Report every line in the listing below where the string "Прочие" shows up.
----------------------------------------
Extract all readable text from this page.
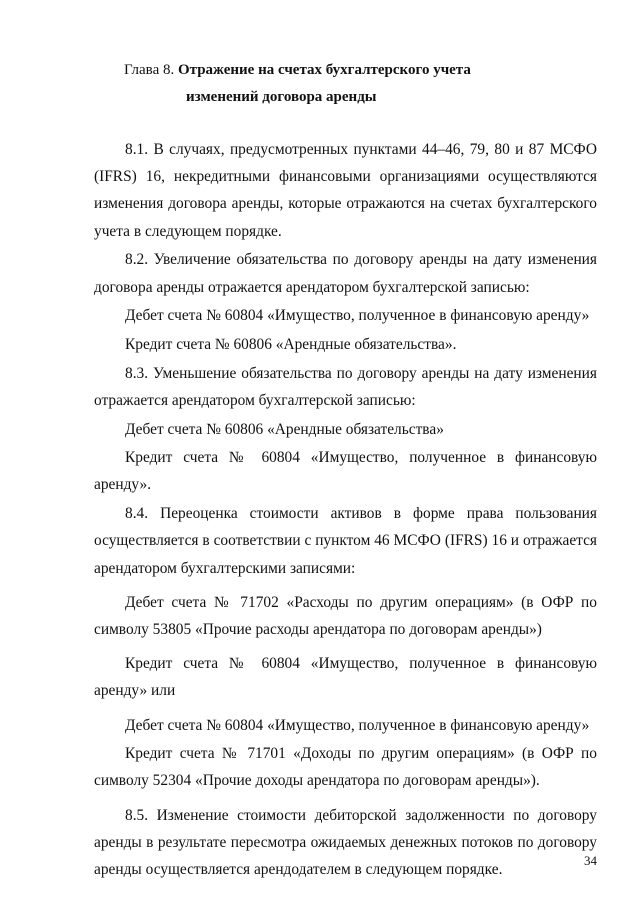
Глава 8. Отражение на счетах бухгалтерского учета
изменений договора аренды

8.1. В случаях, предусмотренных пунктами 44–46, 79, 80 и 87 МСФО (IFRS) 16, некредитными финансовыми организациями осуществляются изменения договора аренды, которые отражаются на счетах бухгалтерского учета в следующем порядке.

8.2. Увеличение обязательства по договору аренды на дату изменения договора аренды отражается арендатором бухгалтерской записью:

Дебет счета № 60804 «Имущество, полученное в финансовую аренду»

Кредит счета № 60806 «Арендные обязательства».

8.3. Уменьшение обязательства по договору аренды на дату изменения отражается арендатором бухгалтерской записью:

Дебет счета № 60806 «Арендные обязательства»

Кредит счета № 60804 «Имущество, полученное в финансовую аренду».

8.4. Переоценка стоимости активов в форме права пользования осуществляется в соответствии с пунктом 46 МСФО (IFRS) 16 и отражается арендатором бухгалтерскими записями:

Дебет счета № 71702 «Расходы по другим операциям» (в ОФР по символу 53805 «Прочие расходы арендатора по договорам аренды»)

Кредит счета № 60804 «Имущество, полученное в финансовую аренду» или

Дебет счета № 60804 «Имущество, полученное в финансовую аренду»

Кредит счета № 71701 «Доходы по другим операциям» (в ОФР по символу 52304 «Прочие доходы арендатора по договорам аренды»).

8.5. Изменение стоимости дебиторской задолженности по договору аренды в результате пересмотра ожидаемых денежных потоков по договору аренды осуществляется арендодателем в следующем порядке.

34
----------------------------------------
* [The output]:
Дебет счета № 71702 «Расходы по другим операциям» (в ОФР по символу 53805 «Прочие расходы арендатора по договорам аренды»)
Кредит счета № 71701 «Доходы по другим операциям» (в ОФР по символу 52304 «Прочие доходы арендатора по договорам аренды»).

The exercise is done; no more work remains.